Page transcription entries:

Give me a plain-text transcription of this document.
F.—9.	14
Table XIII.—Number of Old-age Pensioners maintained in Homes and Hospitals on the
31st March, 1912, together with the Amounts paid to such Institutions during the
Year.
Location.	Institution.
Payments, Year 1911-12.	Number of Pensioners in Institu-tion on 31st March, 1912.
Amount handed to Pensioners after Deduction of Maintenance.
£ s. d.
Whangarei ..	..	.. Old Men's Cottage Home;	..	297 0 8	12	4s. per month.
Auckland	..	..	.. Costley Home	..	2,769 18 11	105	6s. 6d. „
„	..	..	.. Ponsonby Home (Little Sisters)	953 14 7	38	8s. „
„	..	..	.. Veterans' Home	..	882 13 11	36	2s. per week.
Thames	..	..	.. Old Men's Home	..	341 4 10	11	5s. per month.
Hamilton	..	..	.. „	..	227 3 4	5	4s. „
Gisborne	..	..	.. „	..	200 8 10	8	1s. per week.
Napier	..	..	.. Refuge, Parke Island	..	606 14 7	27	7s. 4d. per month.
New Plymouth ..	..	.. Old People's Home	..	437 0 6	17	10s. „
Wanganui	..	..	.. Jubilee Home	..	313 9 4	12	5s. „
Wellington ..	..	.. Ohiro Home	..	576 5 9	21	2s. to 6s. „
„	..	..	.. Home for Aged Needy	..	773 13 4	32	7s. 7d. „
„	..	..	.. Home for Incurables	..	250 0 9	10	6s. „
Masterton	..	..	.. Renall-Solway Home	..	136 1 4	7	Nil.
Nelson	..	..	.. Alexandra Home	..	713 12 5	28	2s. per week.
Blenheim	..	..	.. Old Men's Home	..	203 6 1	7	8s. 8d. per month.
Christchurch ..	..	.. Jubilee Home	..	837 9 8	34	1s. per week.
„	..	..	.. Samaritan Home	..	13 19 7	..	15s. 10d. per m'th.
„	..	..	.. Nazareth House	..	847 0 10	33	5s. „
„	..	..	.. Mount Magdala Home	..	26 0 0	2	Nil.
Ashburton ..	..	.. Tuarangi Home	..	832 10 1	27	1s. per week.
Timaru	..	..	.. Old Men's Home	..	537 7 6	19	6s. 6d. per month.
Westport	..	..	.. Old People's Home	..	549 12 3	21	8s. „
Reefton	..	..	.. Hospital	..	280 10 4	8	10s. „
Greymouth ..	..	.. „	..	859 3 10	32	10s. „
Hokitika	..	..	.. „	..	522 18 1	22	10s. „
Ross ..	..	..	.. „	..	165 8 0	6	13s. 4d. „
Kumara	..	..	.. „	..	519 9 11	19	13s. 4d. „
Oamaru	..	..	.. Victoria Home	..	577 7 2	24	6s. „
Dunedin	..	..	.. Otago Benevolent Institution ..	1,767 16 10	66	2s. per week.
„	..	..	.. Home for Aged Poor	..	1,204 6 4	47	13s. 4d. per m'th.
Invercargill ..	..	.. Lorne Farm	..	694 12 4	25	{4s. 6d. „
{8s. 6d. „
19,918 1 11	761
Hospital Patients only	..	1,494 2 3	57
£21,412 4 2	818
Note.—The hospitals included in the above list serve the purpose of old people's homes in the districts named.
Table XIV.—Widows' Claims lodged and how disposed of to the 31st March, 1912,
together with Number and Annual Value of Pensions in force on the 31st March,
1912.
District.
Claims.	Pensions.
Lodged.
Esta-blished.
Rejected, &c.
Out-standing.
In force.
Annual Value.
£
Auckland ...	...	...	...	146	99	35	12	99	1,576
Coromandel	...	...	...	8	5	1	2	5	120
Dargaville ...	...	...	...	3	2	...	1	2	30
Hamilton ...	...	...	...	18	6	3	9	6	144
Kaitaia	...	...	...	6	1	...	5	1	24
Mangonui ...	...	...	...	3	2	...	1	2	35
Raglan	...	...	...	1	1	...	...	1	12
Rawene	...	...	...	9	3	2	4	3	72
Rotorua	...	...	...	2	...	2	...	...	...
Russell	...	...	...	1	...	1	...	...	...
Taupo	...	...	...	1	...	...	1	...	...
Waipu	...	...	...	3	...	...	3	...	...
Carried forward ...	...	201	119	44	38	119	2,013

- _Directions for this task_
Only a number should come back: the count of lines above that include "Hamilton".

- _Answer section_
2